| Data in this exercise |

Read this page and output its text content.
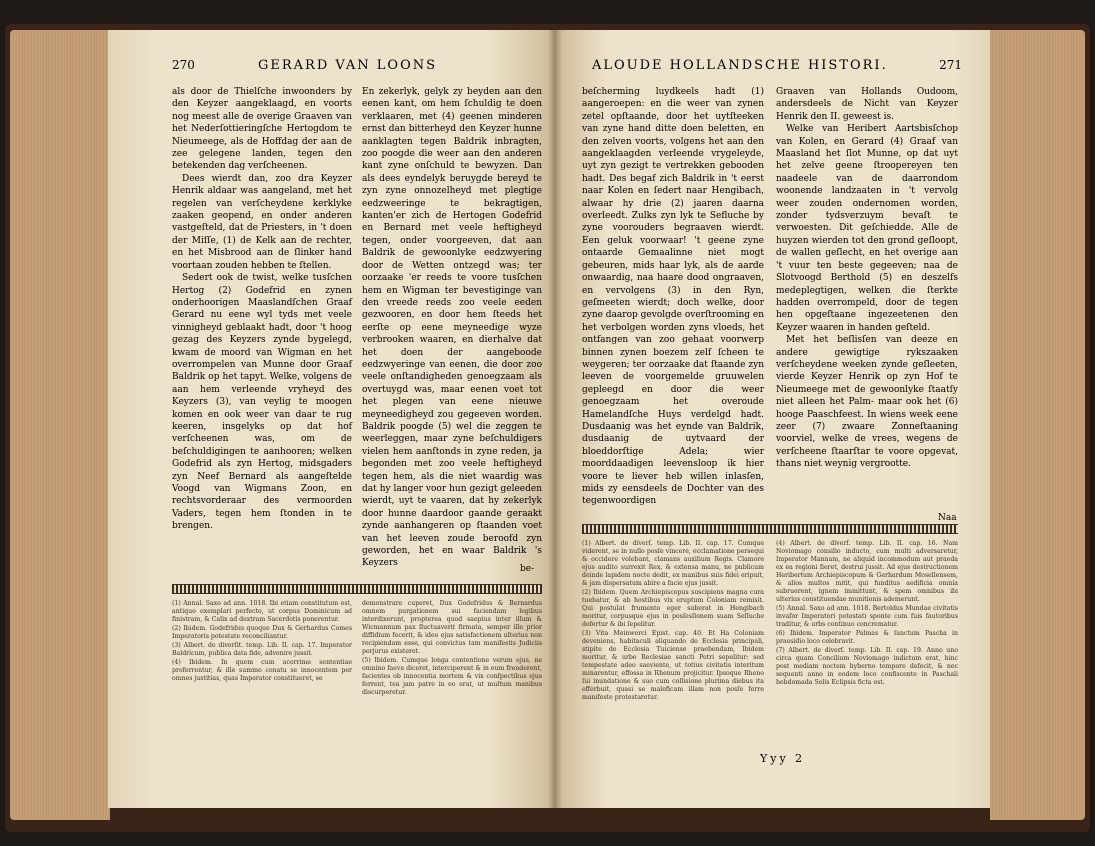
270	GERARD VAN LOONS

als door de Thielſche inwoonders by den Keyzer aangeklaagd, en voorts nog meest alle de overige Graaven van het Nederſottieringſche Hertogdom te Nieumeege, als de Hoffdag der aan de zee gelegene landen, tegen den betekenden dag verſcheenen.

Dees wierdt dan, zoo dra Keyzer Henrik aldaar was aangeland, met het regelen van verſcheydene kerklyke zaaken geopend, en onder anderen vastgeſteld, dat de Priesters, in 't doen der Miſſe, (1) de Kelk aan de rechter, en het Misbrood aan de ſlinker hand voortaan zouden hebben te ſtellen.

Sedert ook de twist, welke tusſchen Hertog (2) Godefrid en zynen onderhoorigen Maaslandſchen Graaf Gerard nu eene wyl tyds met veele vinnigheyd geblaakt hadt, door 't hoog gezag des Keyzers zynde bygelegd, kwam de moord van Wigman en het overrompelen van Munne door Graaf Baldrik op het tapyt. Welke, volgens de aan hem verleende vryheyd des Keyzers (3), van veylig te moogen komen en ook weer van daar te rug keeren, insgelyks op dat hof verſcheenen was, om de beſchuldigingen te aanhooren; welken Godefrid als zyn Hertog, midsgaders zyn Neef Bernard als aangeſtelde Voogd van Wigmans Zoon, en rechtsvorderaar des vermoorden Vaders, tegen hem ſtonden in te brengen.

En zekerlyk, gelyk zy beyden aan den eenen kant, om hem ſchuldig te doen verklaaren, met (4) geenen minderen ernst dan bitterheyd den Keyzer hunne aanklagten tegen Baldrik inbragten, zoo poogde die weer aan den anderen kant zyne onſchuld te bewyzen. Dan als dees eyndelyk beruygde bereyd te zyn zyne onnozelheyd met plegtige eedzweeringe te bekragtigen, kanten'er zich de Hertogen Godefrid en Bernard met veele heftigheyd tegen, onder voorgeeven, dat aan Baldrik de gewoonlyke eedzwyering door de Wetten ontzegd was; ter oorzaake 'er reeds te voore tusſchen hem en Wigman ter bevestiginge van den vreede reeds zoo veele eeden gezwooren, en door hem ſteeds het eerſte op eene meyneedige wyze verbrooken waaren, en dierhalve dat het doen der aangeboode eedzwyeringe van eenen, die door zoo veele onſtandigheden genoegzaam als overtuygd was, maar eenen voet tot het plegen van eene nieuwe meyneedigheyd zou gegeeven worden. Baldrik poogde (5) wel die zeggen te weerleggen, maar zyne beſchuldigers vielen hem aanſtonds in zyne reden, ja begonden met zoo veele heftigheyd tegen hem, als die niet waardig was dat hy langer voor hun gezigt geleeden wierdt, uyt te vaaren, dat hy zekerlyk door hunne daardoor gaande geraakt zynde aanhangeren op ſtaanden voet van het leeven zoude beroofd zyn geworden, het en waar Baldrik 's Keyzers

be-

(1) Annal. Saxo ad ann. 1018. Ibi etiam constitutum est, antiquo exemplari perfecto, ut corpus Dominicum ad finistram, & Calix ad dextram Sacerdotis ponerentur.

(2) Ibidem. Godefridus quoque Dux & Gerhardus Comes Imperatoris potestate reconciliantur.

(3) Albert. de diverſit. temp. Lib. II. cap. 17. Imperator Baldricum, publica data fide, advenire jussit.

(4) Ibidem. In quem cum acerrime sententiae proferrentur, & ille summo conatu se innocentem per omnes justitias, quas Imperator constitueret, se

demonstrare cuperet, Dux Godefridus & Bernardus omnem purgationem sui faciendam legibus interdixerunt, propterea quod saepius inter illum & Wicmannum pax fluctuaverit firmata, semper ille prior diffidium fecerit, & ideo ejus satisfactionem ulterius non recipiendam esse, qui convictus tam manifestis Judiciis perjurus existeret.

(5) Ibidem. Cumque longa contentione verum ejus, ne omnino faeva diceret, interciperent & in eum frenderent, facientes ob innocentia mortem & vix confpectibus ejus ferrent, tea jam patre in eo erat, ut multum manibus discurperetur.

ALOUDE HOLLANDSCHE HISTORI.	271

beſcherming luydkeels hadt (1) aangeroepen: en die weer van zynen zetel opſtaande, door het uytſteeken van zyne hand ditte doen beletten, en den zelven voorts, volgens het aan den aangeklaagden verleende vrygeleyde, uyt zyn gezigt te vertrekken gebooden hadt. Des begaf zich Baldrik in 't eerst naar Kolen en ſedert naar Hengibach, alwaar hy drie (2) jaaren daarna overleedt. Zulks zyn lyk te Sefluche by zyne voorouders begraaven wierdt. Een geluk voorwaar! 't geene zyne ontaarde Gemaalinne niet mogt gebeuren, mids haar lyk, als de aarde onwaardig, naa haare dood ongraaven, en vervolgens (3) in den Ryn, geſmeeten wierdt; doch welke, door zyne daarop gevolgde overſtrooming en het verbolgen worden zyns vloeds, het ontfangen van zoo gehaat voorwerp binnen zynen boezem zelf ſcheen te weygeren; ter oorzaake dat ſtaande zyn leeven de voorgemelde gruuwelen gepleegd en door die weer genoegzaam het overoude Hamelandſche Huys verdelgd hadt. Dusdaanig was het eynde van Baldrik, dusdaanig de uytvaard der bloeddorſtige Adela; wier moorddaadigen leevensloop ik hier voore te liever heb willen inlasſen, mids zy eensdeels de Dochter van des tegenwoordigen

Graaven van Hollands Oudoom, andersdeels de Nicht van Keyzer Henrik den II. geweest is.

Welke van Heribert Aartsbisſchop van Kolen, en Gerard (4) Graaf van Maasland het ſlot Munne, op dat uyt het zelve geene ſtroopereyen ten naadeele van de daarrondom woonende landzaaten in 't vervolg weer zouden ondernomen worden, zonder tydsverzuym bevaſt te verwoesten. Dit geſchiedde. Alle de huyzen wierden tot den grond geſloopt, de wallen geſlecht, en het overige aan 't vuur ten beste gegeeven; naa de Slotvoogd Berthold (5) en deszelfs medeplegtigen, welken die ſterkte hadden overrompeld, door de tegen hen opgeſtaane ingezeetenen den Keyzer waaren in handen geſteld.

Met het beſlisſen van deeze en andere gewigtige rykszaaken verſcheydene weeken zynde geſleeten, vierde Keyzer Henrik op zyn Hof te Nieumeege met de gewoonlyke ſtaatſy niet alleen het Palm- maar ook het (6) hooge Paaschfeest. In wiens week eene zeer (7) zwaare Zonneſtaaning voorviel, welke de vrees, wegens de verſcheene ſtaarſtar te voore opgevat, thans niet weynig vergrootte.

Naa

(1) Albert. de diverſ. temp. Lib. II. cap. 17. Cumque viderent, se in nullo posſe vincere, ecclamatione persequi & occidere volebant, clamans auxilium Regis. Clamore ejus audito surrexit Rex, & extensa manu, ne publicum deinde lapidem nocte dedit, ex manibus suis fidei eripuit, & jam dispersatum abire a facie ejus jussit.

(2) Ibidem. Quem Archiepiscopus suscipiens magna cura tuebatur, & ab hostibus vix eruptum Coloniam remisit. Qui postulat frumento eger suberat in Hengibach moritur, corpusque ejus in posſesſionem suam Seſluche defertur & ibi ſepelitur.

(3) Vita Meinwerci Epist. cap. 40. Et Ha Coloniam deveniens, habitaculi aliquando de Ecclesia principali, stipite de Ecclesia Tuiciense praebendam, Ibidem moritur, & urbe Reclesiae sancti Petri sepelitur: sed tempestate adeo saeviente, ut totius civitatis interitum minarentur, effossa in Rhenum projicitur. Ipsoque Rheno ſui inundatione & suo cum collisione plurima diebus ita efferbuit, quasi se maleficam illam non posſe ferre manifeste protestaretur.

(4) Albert. de diverſ. temp. Lib. II. cap. 16. Nam Noviomago consilio inducto, cum multi adversaretur, Imperator Mannam, ne aliquid incommodum aut praeda ex ea regioni fieret, destrui jussit. Ad ejus destructionem Heribertum Archiepiscopum & Gerhardum Mosellensem, & alios multos mitit, qui funditus aedificia omnia subruerent, ignem immittunt, & spem omnibus ibi ulterius constituendae munitionis ademerunt.

(5) Annal. Saxo ad ann. 1018. Bertoldus Mundae civitatis invafor Imperatori potestati sponte cum fuis fautoribus traditur, & urbs continuo concrematur.

(6) Ibidem. Imperator Palmas & ſanctum Pascha in praesidio loco celebravit.

(7) Albert. de diverſ. temp. Lib. II. cap. 19. Anno uno circa quam Concilium Noviomago indictum erat, hinc post mediam noctem hyberno tempore defecit, & nec sequenti anno in eodem loco confiscente in Paschali hebdomada Solis Eclipsis ficta est.

Yyy 2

| Directions |
Every line in the data above that contains "Ibidem" needs to be copied.

| Task result |
(2) Ibidem. Godefridus quoque Dux & Gerhardus Comes Imperatoris potestate reconciliantur.
(4) Ibidem. In quem cum acerrime sententiae proferrentur, & ille summo conatu se innocentem per omnes justitias, quas Imperator constitueret, se
(5) Ibidem. Cumque longa contentione verum ejus, ne omnino faeva diceret, interciperent & in eum frenderent, facientes ob innocentia mortem & vix confpectibus ejus ferrent, tea jam patre in eo erat, ut multum manibus discurperetur.
(2) Ibidem. Quem Archiepiscopus suscipiens magna cura tuebatur, & ab hostibus vix eruptum Coloniam remisit. Qui postulat frumento eger suberat in Hengibach moritur, corpusque ejus in posſesſionem suam Seſluche defertur & ibi ſepelitur.
(3) Vita Meinwerci Epist. cap. 40. Et Ha Coloniam deveniens, habitaculi aliquando de Ecclesia principali, stipite de Ecclesia Tuiciense praebendam, Ibidem moritur, & urbe Reclesiae sancti Petri sepelitur: sed tempestate adeo saeviente, ut totius civitatis interitum minarentur, effossa in Rhenum projicitur. Ipsoque Rheno ſui inundatione & suo cum collisione plurima diebus ita efferbuit, quasi se maleficam illam non posſe ferre manifeste protestaretur.
(6) Ibidem. Imperator Palmas & ſanctum Pascha in praesidio loco celebravit.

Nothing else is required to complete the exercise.